Yang Diharapkan: Sajikan baris-baris dari awal item sampai baris yang memuat "The camera 12 is at (478, 1035).", termasuk baris itu sendiri, sebagai daftar bernomor tanpa baris kosong.

[Item dari sumber data]

☆ ☆ ☆ ☆ ☆

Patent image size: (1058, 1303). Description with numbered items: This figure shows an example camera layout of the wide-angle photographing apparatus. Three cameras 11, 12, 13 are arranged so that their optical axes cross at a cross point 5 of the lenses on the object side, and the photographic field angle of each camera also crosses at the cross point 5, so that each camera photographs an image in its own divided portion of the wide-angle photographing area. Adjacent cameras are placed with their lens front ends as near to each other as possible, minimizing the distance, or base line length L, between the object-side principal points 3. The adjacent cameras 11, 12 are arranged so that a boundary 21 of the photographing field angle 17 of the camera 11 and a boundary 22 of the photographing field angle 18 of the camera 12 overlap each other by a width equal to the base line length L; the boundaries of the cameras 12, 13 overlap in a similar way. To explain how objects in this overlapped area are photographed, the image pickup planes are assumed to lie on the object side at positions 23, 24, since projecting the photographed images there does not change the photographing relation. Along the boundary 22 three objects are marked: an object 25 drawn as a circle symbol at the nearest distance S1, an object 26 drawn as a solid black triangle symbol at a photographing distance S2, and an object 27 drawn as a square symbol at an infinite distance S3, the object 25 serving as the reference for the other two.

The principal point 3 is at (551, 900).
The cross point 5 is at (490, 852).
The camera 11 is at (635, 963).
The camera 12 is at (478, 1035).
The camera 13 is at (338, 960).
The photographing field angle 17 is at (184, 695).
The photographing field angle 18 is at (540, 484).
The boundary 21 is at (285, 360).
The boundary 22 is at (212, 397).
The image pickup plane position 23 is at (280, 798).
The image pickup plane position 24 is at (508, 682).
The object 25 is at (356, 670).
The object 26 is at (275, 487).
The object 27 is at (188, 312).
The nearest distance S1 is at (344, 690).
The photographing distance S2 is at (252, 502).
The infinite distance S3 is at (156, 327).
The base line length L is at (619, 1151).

☆ ☆ ☆ ☆ ☆

Penyelesaian Latihan:
1. Patent image size: (1058, 1303). Description with numbered items: This figure shows an example camera layout of the wide-angle photographing apparatus. Three cameras 11, 12, 13 are arranged so that their optical axes cross at a cross point 5 of the lenses on the object side, and the photographic field angle of each camera also crosses at the cross point 5, so that each camera photographs an image in its own divided portion of the wide-angle photographing area. Adjacent cameras are placed with their lens front ends as near to each other as possible, minimizing the distance, or base line length L, between the object-side principal points 3. The adjacent cameras 11, 12 are arranged so that a boundary 21 of the photographing field angle 17 of the camera 11 and a boundary 22 of the photographing field angle 18 of the camera 12 overlap each other by a width equal to the base line length L; the boundaries of the cameras 12, 13 overlap in a similar way. To explain how objects in this overlapped area are photographed, the image pickup planes are assumed to lie on the object side at positions 23, 24, since projecting the photographed images there does not change the photographing relation. Along the boundary 22 three objects are marked: an object 25 drawn as a circle symbol at the nearest distance S1, an object 26 drawn as a solid black triangle symbol at a photographing distance S2, and an object 27 drawn as a square symbol at an infinite distance S3, the object 25 serving as the reference for the other two.
2. The principal point 3 is at (551, 900).
3. The cross point 5 is at (490, 852).
4. The camera 11 is at (635, 963).
5. The camera 12 is at (478, 1035).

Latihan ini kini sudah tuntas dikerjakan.